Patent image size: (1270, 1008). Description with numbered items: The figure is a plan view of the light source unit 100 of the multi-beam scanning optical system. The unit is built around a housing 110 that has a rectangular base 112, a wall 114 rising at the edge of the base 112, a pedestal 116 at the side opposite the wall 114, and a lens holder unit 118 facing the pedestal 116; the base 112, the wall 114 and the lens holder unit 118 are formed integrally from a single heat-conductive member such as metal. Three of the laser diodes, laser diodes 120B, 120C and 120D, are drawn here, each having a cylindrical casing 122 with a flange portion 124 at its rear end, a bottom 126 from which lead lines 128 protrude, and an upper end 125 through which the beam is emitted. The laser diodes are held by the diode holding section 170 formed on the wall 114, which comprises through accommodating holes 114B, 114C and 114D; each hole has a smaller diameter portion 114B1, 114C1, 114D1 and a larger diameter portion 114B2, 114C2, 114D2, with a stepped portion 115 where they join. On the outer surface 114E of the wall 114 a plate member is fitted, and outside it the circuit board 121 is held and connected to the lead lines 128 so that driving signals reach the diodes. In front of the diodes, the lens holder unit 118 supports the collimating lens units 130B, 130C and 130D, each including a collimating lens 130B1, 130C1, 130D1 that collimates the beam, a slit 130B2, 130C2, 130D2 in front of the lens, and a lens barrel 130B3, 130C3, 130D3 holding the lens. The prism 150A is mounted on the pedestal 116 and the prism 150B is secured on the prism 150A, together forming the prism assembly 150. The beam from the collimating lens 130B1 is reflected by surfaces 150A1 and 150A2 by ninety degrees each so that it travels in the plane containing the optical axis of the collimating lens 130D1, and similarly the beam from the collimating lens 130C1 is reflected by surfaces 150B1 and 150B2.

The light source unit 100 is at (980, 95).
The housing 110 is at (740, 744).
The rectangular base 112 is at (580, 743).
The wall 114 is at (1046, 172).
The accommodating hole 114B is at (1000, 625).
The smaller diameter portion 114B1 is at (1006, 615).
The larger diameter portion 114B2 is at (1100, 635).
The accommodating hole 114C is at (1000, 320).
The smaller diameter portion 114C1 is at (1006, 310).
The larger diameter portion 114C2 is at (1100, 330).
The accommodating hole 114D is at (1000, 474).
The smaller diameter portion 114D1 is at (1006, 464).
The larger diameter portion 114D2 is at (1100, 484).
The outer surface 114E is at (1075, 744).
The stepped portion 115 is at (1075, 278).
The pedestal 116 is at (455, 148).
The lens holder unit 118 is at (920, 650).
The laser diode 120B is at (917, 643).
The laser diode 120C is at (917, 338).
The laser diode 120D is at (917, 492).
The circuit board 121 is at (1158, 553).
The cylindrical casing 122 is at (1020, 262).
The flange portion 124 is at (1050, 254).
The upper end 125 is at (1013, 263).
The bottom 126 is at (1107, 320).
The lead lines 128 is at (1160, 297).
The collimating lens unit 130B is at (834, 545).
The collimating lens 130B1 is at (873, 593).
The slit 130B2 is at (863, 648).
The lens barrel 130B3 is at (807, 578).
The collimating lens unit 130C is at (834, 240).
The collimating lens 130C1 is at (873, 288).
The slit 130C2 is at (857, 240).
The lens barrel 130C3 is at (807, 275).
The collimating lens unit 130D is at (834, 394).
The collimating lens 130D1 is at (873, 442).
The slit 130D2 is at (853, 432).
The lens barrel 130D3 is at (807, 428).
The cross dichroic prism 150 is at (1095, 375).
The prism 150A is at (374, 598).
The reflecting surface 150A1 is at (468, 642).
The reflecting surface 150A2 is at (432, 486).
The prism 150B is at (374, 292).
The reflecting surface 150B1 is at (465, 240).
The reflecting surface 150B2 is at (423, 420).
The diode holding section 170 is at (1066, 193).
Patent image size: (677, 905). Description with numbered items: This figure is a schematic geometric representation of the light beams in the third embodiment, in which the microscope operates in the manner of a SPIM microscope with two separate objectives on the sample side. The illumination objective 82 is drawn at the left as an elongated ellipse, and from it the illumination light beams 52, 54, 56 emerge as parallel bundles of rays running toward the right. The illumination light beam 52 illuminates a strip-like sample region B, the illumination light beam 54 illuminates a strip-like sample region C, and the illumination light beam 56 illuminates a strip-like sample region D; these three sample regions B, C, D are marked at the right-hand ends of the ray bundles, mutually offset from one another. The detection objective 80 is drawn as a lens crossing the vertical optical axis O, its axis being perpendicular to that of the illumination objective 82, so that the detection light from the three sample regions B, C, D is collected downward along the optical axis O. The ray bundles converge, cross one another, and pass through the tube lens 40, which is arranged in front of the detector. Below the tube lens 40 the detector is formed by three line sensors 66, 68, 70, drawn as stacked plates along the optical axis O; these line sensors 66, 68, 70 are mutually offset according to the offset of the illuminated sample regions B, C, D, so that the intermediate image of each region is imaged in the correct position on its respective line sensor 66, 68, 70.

···

■ **TO DO**: How many lines in the data above contain the string "cross"? Case counts. Give only the number.

■ **ANSWER TO THE TASK**: 2